-- BEGIN Information shown --
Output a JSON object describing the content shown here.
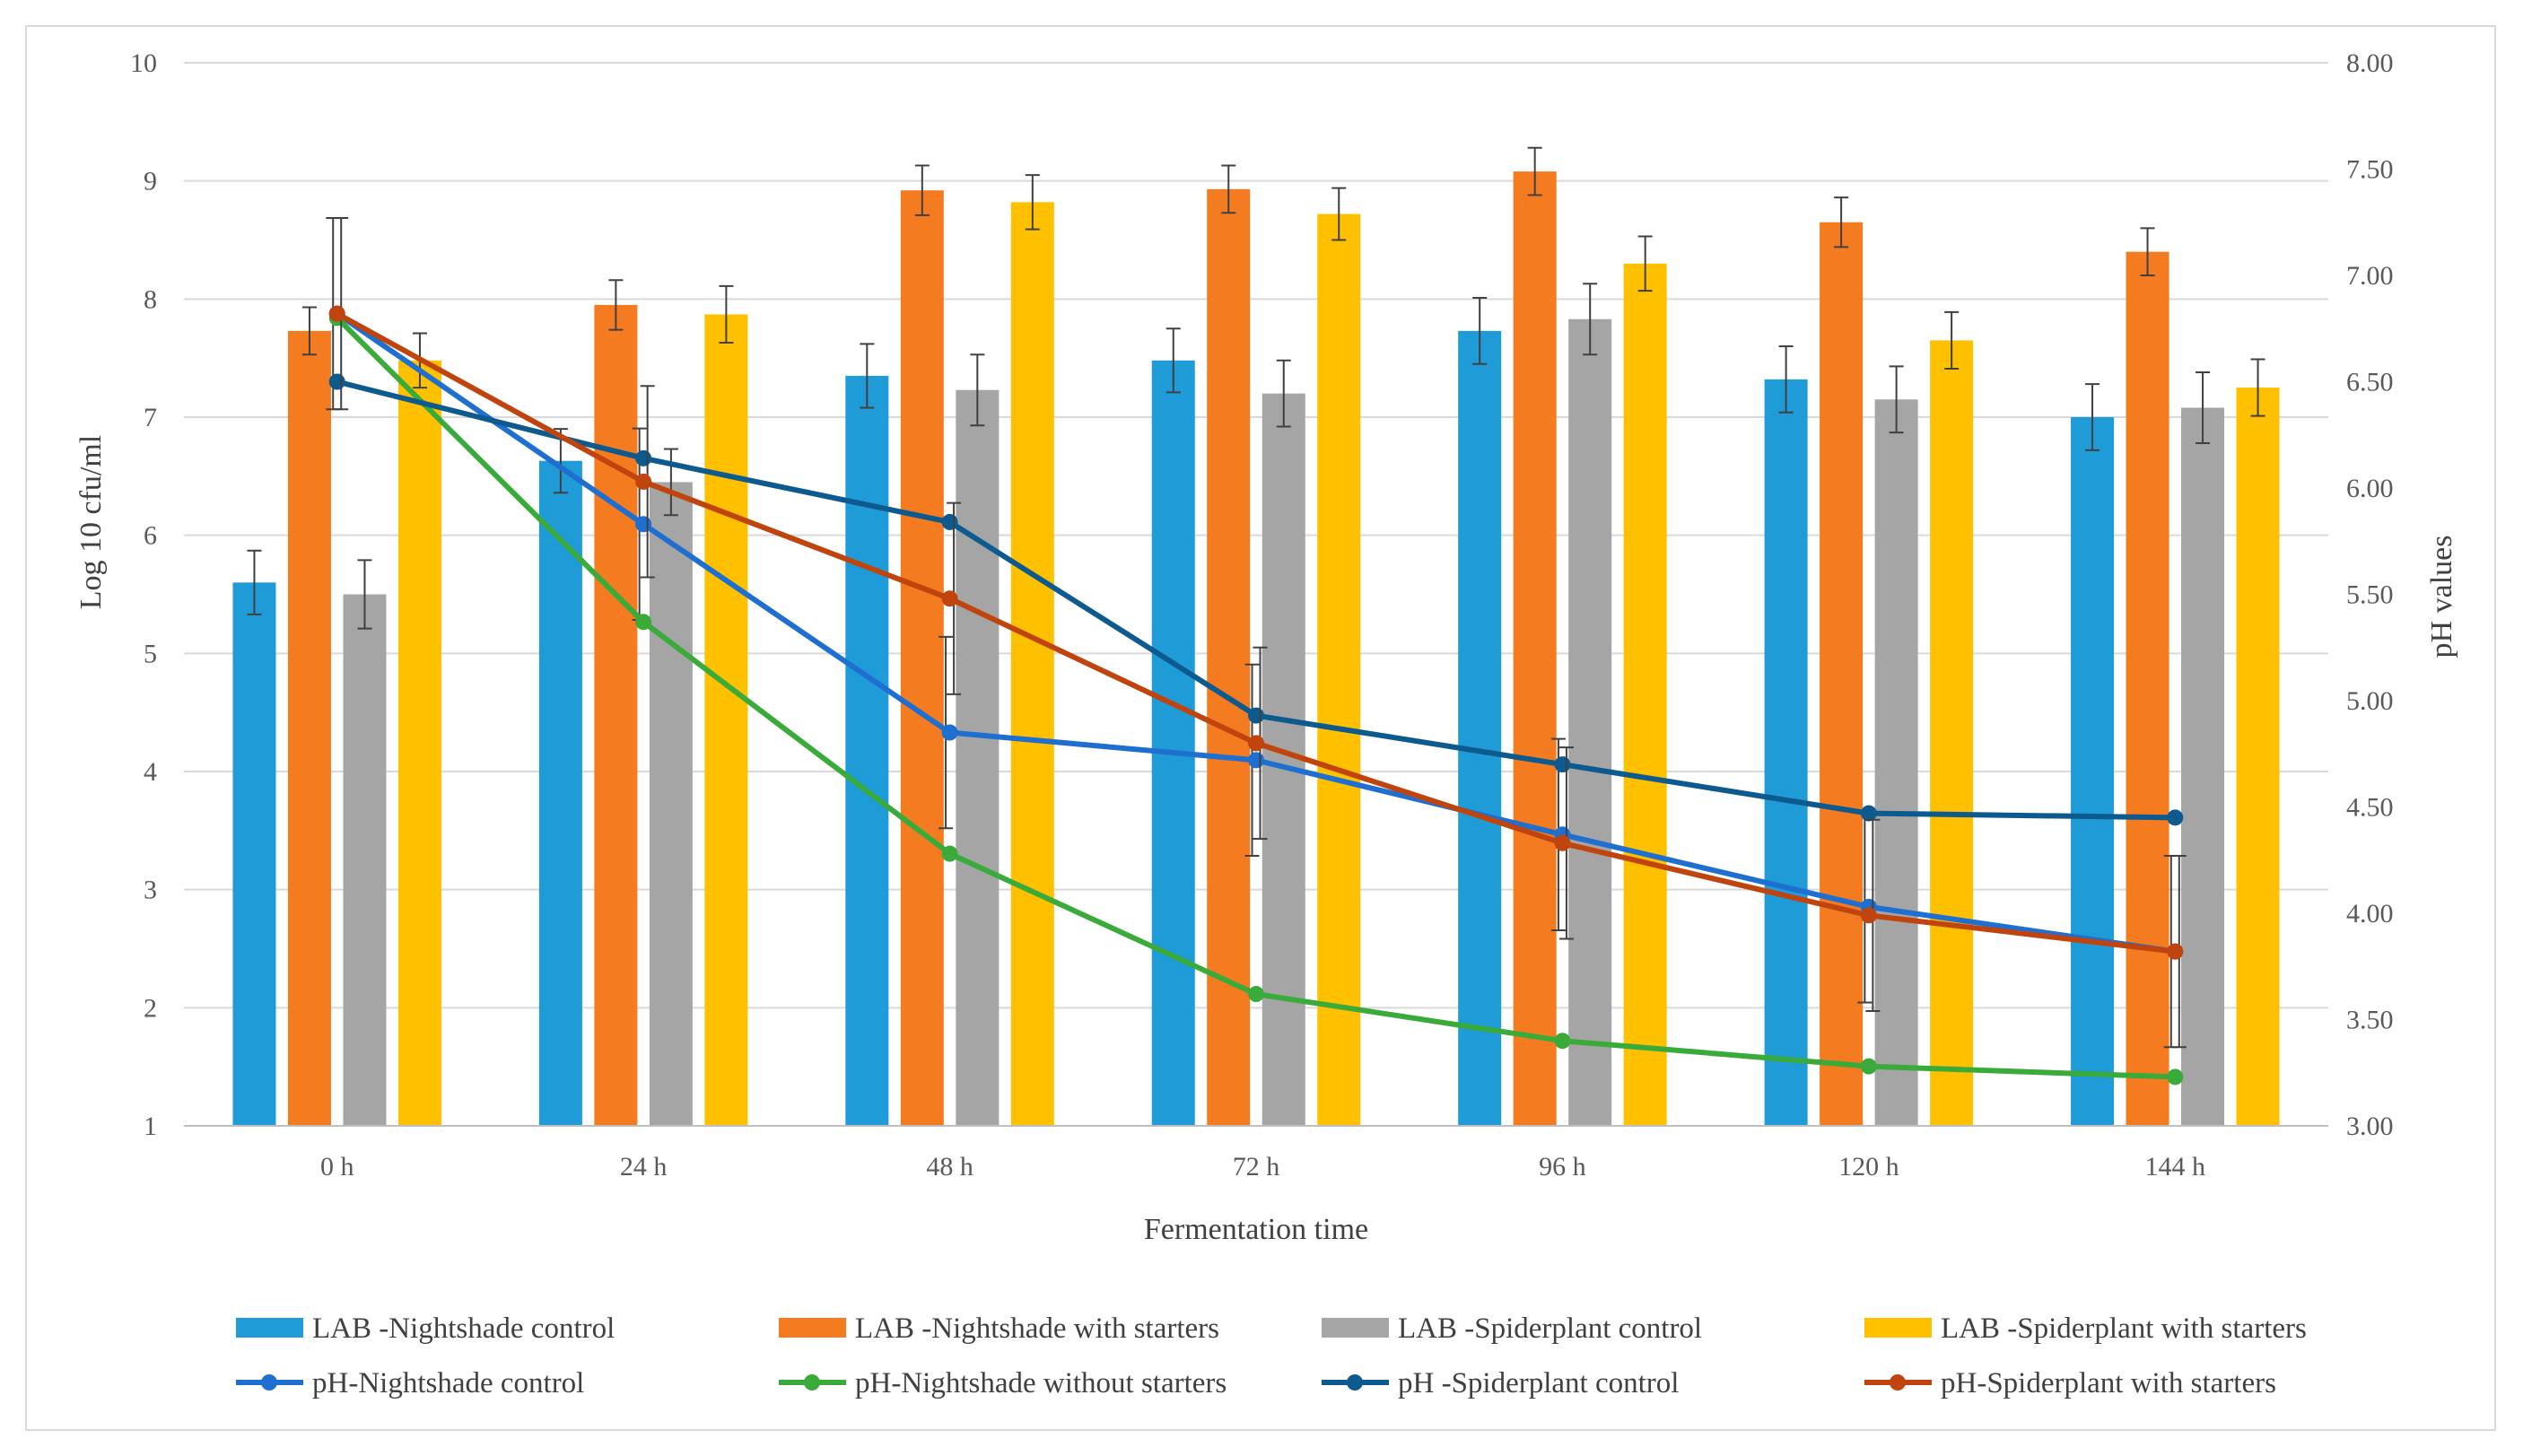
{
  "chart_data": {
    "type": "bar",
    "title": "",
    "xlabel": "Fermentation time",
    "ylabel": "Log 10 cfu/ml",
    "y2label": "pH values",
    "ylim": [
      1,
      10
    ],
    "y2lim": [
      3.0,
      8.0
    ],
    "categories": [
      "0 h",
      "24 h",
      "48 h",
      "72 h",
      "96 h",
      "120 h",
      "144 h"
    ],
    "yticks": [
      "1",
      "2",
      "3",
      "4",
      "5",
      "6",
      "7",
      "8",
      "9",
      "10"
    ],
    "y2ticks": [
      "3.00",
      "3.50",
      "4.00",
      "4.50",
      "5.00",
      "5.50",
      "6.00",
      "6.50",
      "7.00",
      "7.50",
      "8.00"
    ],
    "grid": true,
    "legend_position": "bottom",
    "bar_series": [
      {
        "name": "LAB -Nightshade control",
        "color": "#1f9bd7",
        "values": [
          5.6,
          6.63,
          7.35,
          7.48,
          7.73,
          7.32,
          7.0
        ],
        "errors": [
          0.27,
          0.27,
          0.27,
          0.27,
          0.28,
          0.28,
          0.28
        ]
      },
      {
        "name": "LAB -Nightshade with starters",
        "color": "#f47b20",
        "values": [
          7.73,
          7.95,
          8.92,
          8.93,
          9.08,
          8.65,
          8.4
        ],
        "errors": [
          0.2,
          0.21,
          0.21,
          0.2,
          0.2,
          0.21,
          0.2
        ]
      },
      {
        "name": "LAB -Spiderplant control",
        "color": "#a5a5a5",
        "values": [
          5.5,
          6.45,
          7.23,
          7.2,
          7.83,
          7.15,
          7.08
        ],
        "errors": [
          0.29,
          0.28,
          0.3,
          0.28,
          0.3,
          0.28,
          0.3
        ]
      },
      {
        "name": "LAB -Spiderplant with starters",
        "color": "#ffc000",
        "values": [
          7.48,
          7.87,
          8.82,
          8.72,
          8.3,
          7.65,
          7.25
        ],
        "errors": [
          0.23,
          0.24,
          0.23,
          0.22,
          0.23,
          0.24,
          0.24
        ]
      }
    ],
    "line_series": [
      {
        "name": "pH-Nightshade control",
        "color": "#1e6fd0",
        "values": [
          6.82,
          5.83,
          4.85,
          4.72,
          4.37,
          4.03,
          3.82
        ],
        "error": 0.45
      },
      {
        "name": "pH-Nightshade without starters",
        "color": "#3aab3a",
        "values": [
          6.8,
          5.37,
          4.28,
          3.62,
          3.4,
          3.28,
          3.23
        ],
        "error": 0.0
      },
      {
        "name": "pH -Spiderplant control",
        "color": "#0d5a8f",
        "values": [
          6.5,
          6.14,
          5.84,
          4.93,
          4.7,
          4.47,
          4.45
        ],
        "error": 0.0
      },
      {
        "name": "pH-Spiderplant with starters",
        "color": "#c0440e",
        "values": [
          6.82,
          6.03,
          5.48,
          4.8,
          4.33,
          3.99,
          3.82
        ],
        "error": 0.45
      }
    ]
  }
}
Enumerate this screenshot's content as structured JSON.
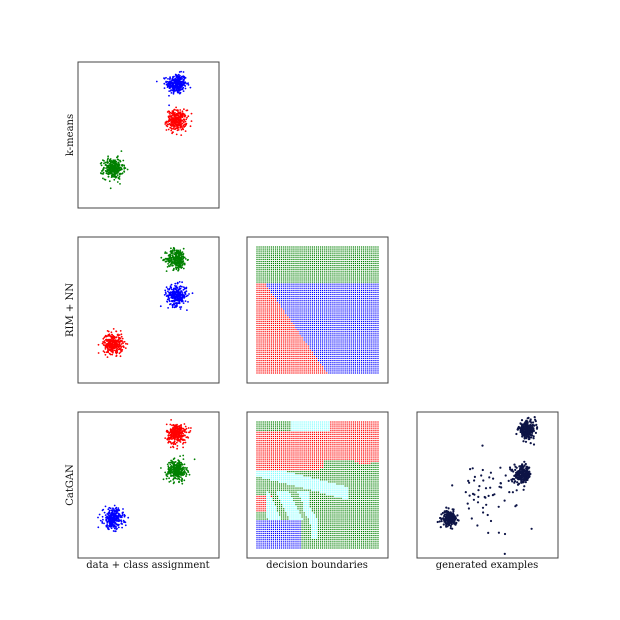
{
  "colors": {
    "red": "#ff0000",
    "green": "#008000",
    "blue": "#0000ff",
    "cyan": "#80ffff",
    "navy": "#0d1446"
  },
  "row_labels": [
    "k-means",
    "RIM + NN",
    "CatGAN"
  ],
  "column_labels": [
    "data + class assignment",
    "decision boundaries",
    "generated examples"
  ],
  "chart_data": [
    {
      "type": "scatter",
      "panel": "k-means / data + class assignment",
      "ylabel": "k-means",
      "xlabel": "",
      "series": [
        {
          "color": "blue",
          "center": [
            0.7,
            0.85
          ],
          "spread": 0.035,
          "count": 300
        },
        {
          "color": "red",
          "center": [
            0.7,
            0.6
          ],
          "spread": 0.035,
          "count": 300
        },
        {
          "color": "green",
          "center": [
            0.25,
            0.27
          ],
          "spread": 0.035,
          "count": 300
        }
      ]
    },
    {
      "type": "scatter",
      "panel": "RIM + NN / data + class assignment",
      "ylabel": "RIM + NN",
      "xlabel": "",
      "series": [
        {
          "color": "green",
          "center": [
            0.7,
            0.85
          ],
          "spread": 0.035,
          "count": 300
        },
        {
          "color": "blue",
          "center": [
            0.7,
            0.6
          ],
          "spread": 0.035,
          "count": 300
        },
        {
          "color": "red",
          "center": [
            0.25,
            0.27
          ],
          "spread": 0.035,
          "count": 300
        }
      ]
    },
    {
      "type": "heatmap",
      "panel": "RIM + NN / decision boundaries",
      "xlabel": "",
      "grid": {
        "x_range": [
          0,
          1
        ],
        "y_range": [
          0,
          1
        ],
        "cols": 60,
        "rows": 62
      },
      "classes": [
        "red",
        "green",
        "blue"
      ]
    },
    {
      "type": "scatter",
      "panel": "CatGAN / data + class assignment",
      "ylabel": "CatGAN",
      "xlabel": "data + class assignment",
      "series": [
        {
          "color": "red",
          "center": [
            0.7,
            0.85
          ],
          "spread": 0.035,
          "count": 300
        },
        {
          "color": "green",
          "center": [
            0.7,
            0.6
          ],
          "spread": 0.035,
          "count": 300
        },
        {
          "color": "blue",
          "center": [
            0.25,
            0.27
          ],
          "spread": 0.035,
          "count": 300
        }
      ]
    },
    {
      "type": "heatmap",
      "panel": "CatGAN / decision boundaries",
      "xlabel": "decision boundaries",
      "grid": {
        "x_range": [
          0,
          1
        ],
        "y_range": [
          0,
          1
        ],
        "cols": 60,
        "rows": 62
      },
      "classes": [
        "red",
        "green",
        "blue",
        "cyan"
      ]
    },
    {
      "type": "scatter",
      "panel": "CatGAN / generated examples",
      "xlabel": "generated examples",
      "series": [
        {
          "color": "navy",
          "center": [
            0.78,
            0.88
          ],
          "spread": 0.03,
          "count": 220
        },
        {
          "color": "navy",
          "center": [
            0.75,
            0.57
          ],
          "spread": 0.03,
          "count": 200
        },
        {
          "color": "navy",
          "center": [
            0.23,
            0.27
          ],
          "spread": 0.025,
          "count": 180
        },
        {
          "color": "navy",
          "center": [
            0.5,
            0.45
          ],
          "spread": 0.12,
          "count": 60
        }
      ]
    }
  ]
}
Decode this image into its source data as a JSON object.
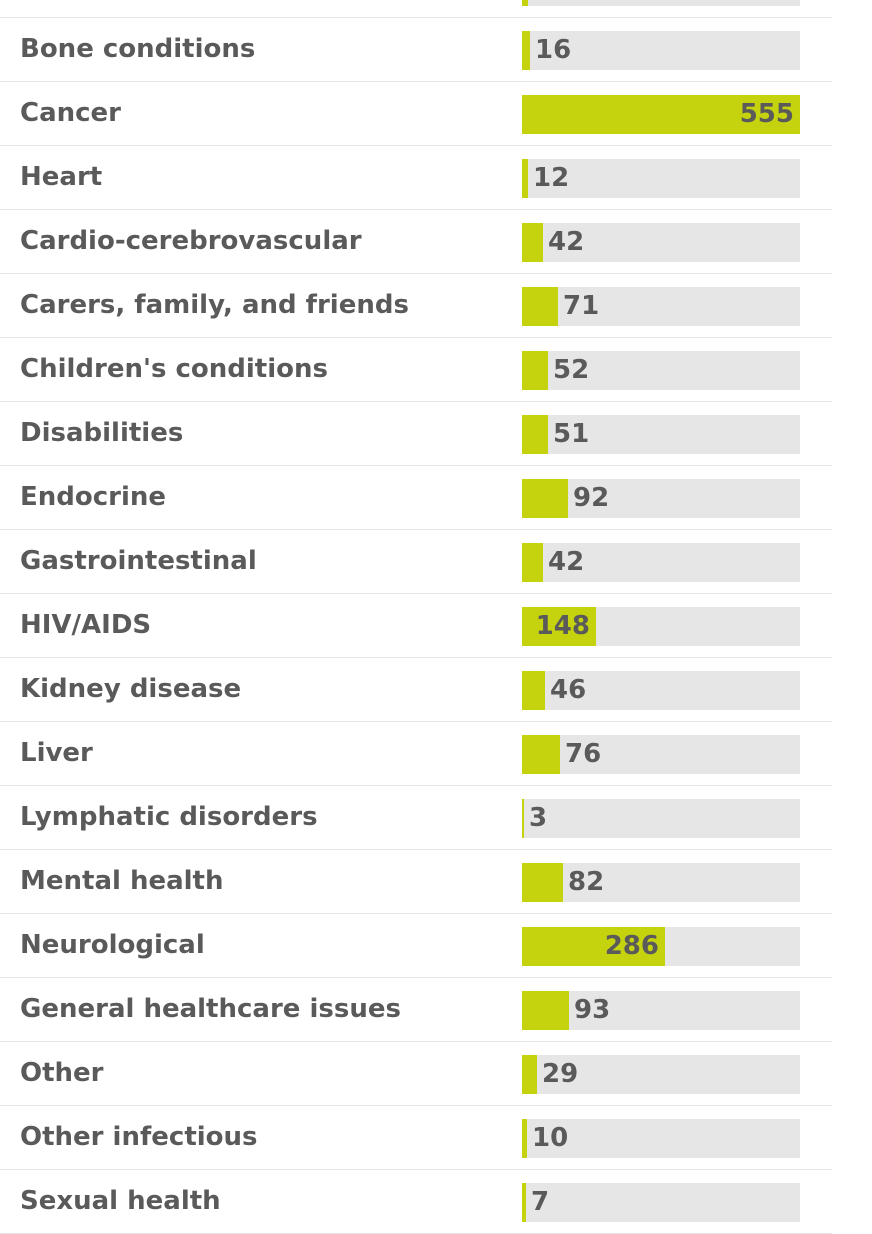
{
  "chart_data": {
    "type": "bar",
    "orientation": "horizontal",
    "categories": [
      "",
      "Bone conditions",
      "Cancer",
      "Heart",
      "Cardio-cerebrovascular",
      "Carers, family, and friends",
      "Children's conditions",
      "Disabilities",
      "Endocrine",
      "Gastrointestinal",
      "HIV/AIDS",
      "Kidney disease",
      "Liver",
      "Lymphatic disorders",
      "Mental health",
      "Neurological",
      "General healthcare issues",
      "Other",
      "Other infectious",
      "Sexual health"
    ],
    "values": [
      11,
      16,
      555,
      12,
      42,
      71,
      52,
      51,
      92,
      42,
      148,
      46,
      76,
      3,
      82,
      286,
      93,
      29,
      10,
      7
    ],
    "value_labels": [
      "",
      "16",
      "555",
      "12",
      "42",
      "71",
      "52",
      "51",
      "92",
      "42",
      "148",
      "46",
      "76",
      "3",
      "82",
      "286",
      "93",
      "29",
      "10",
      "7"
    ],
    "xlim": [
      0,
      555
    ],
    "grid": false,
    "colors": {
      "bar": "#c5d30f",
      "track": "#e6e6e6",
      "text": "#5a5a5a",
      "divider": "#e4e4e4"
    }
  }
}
-- END Information shown --
• _Exercise description_: Reproduce the material above in full, exactly, with no images.

• _Task solution_:
Output a JSON object describing the content shown here.
{
  "chart_data": {
    "type": "bar",
    "title": "",
    "xlabel": "Fermentation time",
    "ylabel": "Log 10 cfu/ml",
    "y2label": "pH values",
    "ylim": [
      1,
      10
    ],
    "y2lim": [
      3.0,
      8.0
    ],
    "categories": [
      "0 h",
      "24 h",
      "48 h",
      "72 h",
      "96 h",
      "120 h",
      "144 h"
    ],
    "yticks": [
      "1",
      "2",
      "3",
      "4",
      "5",
      "6",
      "7",
      "8",
      "9",
      "10"
    ],
    "y2ticks": [
      "3.00",
      "3.50",
      "4.00",
      "4.50",
      "5.00",
      "5.50",
      "6.00",
      "6.50",
      "7.00",
      "7.50",
      "8.00"
    ],
    "grid": true,
    "legend_position": "bottom",
    "bar_series": [
      {
        "name": "LAB -Nightshade control",
        "color": "#1f9bd7",
        "values": [
          5.6,
          6.63,
          7.35,
          7.48,
          7.73,
          7.32,
          7.0
        ],
        "errors": [
          0.27,
          0.27,
          0.27,
          0.27,
          0.28,
          0.28,
          0.28
        ]
      },
      {
        "name": "LAB -Nightshade with starters",
        "color": "#f47b20",
        "values": [
          7.73,
          7.95,
          8.92,
          8.93,
          9.08,
          8.65,
          8.4
        ],
        "errors": [
          0.2,
          0.21,
          0.21,
          0.2,
          0.2,
          0.21,
          0.2
        ]
      },
      {
        "name": "LAB -Spiderplant control",
        "color": "#a5a5a5",
        "values": [
          5.5,
          6.45,
          7.23,
          7.2,
          7.83,
          7.15,
          7.08
        ],
        "errors": [
          0.29,
          0.28,
          0.3,
          0.28,
          0.3,
          0.28,
          0.3
        ]
      },
      {
        "name": "LAB -Spiderplant with starters",
        "color": "#ffc000",
        "values": [
          7.48,
          7.87,
          8.82,
          8.72,
          8.3,
          7.65,
          7.25
        ],
        "errors": [
          0.23,
          0.24,
          0.23,
          0.22,
          0.23,
          0.24,
          0.24
        ]
      }
    ],
    "line_series": [
      {
        "name": "pH-Nightshade control",
        "color": "#1e6fd0",
        "values": [
          6.82,
          5.83,
          4.85,
          4.72,
          4.37,
          4.03,
          3.82
        ],
        "error": 0.45
      },
      {
        "name": "pH-Nightshade without starters",
        "color": "#3aab3a",
        "values": [
          6.8,
          5.37,
          4.28,
          3.62,
          3.4,
          3.28,
          3.23
        ],
        "error": 0.0
      },
      {
        "name": "pH -Spiderplant control",
        "color": "#0d5a8f",
        "values": [
          6.5,
          6.14,
          5.84,
          4.93,
          4.7,
          4.47,
          4.45
        ],
        "error": 0.0
      },
      {
        "name": "pH-Spiderplant with starters",
        "color": "#c0440e",
        "values": [
          6.82,
          6.03,
          5.48,
          4.8,
          4.33,
          3.99,
          3.82
        ],
        "error": 0.45
      }
    ]
  }
}
Enumerate this screenshot's content as structured JSON.
{
  "colors": {
    "red": "#ff0000",
    "green": "#008000",
    "blue": "#0000ff",
    "cyan": "#80ffff",
    "navy": "#0d1446"
  },
  "row_labels": [
    "k-means",
    "RIM + NN",
    "CatGAN"
  ],
  "column_labels": [
    "data + class assignment",
    "decision boundaries",
    "generated examples"
  ],
  "chart_data": [
    {
      "type": "scatter",
      "panel": "k-means / data + class assignment",
      "ylabel": "k-means",
      "xlabel": "",
      "series": [
        {
          "color": "blue",
          "center": [
            0.7,
            0.85
          ],
          "spread": 0.035,
          "count": 300
        },
        {
          "color": "red",
          "center": [
            0.7,
            0.6
          ],
          "spread": 0.035,
          "count": 300
        },
        {
          "color": "green",
          "center": [
            0.25,
            0.27
          ],
          "spread": 0.035,
          "count": 300
        }
      ]
    },
    {
      "type": "scatter",
      "panel": "RIM + NN / data + class assignment",
      "ylabel": "RIM + NN",
      "xlabel": "",
      "series": [
        {
          "color": "green",
          "center": [
            0.7,
            0.85
          ],
          "spread": 0.035,
          "count": 300
        },
        {
          "color": "blue",
          "center": [
            0.7,
            0.6
          ],
          "spread": 0.035,
          "count": 300
        },
        {
          "color": "red",
          "center": [
            0.25,
            0.27
          ],
          "spread": 0.035,
          "count": 300
        }
      ]
    },
    {
      "type": "heatmap",
      "panel": "RIM + NN / decision boundaries",
      "xlabel": "",
      "grid": {
        "x_range": [
          0,
          1
        ],
        "y_range": [
          0,
          1
        ],
        "cols": 60,
        "rows": 62
      },
      "classes": [
        "red",
        "green",
        "blue"
      ]
    },
    {
      "type": "scatter",
      "panel": "CatGAN / data + class assignment",
      "ylabel": "CatGAN",
      "xlabel": "data + class assignment",
      "series": [
        {
          "color": "red",
          "center": [
            0.7,
            0.85
          ],
          "spread": 0.035,
          "count": 300
        },
        {
          "color": "green",
          "center": [
            0.7,
            0.6
          ],
          "spread": 0.035,
          "count": 300
        },
        {
          "color": "blue",
          "center": [
            0.25,
            0.27
          ],
          "spread": 0.035,
          "count": 300
        }
      ]
    },
    {
      "type": "heatmap",
      "panel": "CatGAN / decision boundaries",
      "xlabel": "decision boundaries",
      "grid": {
        "x_range": [
          0,
          1
        ],
        "y_range": [
          0,
          1
        ],
        "cols": 60,
        "rows": 62
      },
      "classes": [
        "red",
        "green",
        "blue",
        "cyan"
      ]
    },
    {
      "type": "scatter",
      "panel": "CatGAN / generated examples",
      "xlabel": "generated examples",
      "series": [
        {
          "color": "navy",
          "center": [
            0.78,
            0.88
          ],
          "spread": 0.03,
          "count": 220
        },
        {
          "color": "navy",
          "center": [
            0.75,
            0.57
          ],
          "spread": 0.03,
          "count": 200
        },
        {
          "color": "navy",
          "center": [
            0.23,
            0.27
          ],
          "spread": 0.025,
          "count": 180
        },
        {
          "color": "navy",
          "center": [
            0.5,
            0.45
          ],
          "spread": 0.12,
          "count": 60
        }
      ]
    }
  ]
}
Decode this image into its source data as a JSON object.
{
  "chart_data": {
    "type": "bar",
    "orientation": "horizontal",
    "categories": [
      "",
      "Bone conditions",
      "Cancer",
      "Heart",
      "Cardio-cerebrovascular",
      "Carers, family, and friends",
      "Children's conditions",
      "Disabilities",
      "Endocrine",
      "Gastrointestinal",
      "HIV/AIDS",
      "Kidney disease",
      "Liver",
      "Lymphatic disorders",
      "Mental health",
      "Neurological",
      "General healthcare issues",
      "Other",
      "Other infectious",
      "Sexual health"
    ],
    "values": [
      11,
      16,
      555,
      12,
      42,
      71,
      52,
      51,
      92,
      42,
      148,
      46,
      76,
      3,
      82,
      286,
      93,
      29,
      10,
      7
    ],
    "value_labels": [
      "",
      "16",
      "555",
      "12",
      "42",
      "71",
      "52",
      "51",
      "92",
      "42",
      "148",
      "46",
      "76",
      "3",
      "82",
      "286",
      "93",
      "29",
      "10",
      "7"
    ],
    "xlim": [
      0,
      555
    ],
    "grid": false,
    "colors": {
      "bar": "#c5d30f",
      "track": "#e6e6e6",
      "text": "#5a5a5a",
      "divider": "#e4e4e4"
    }
  }
}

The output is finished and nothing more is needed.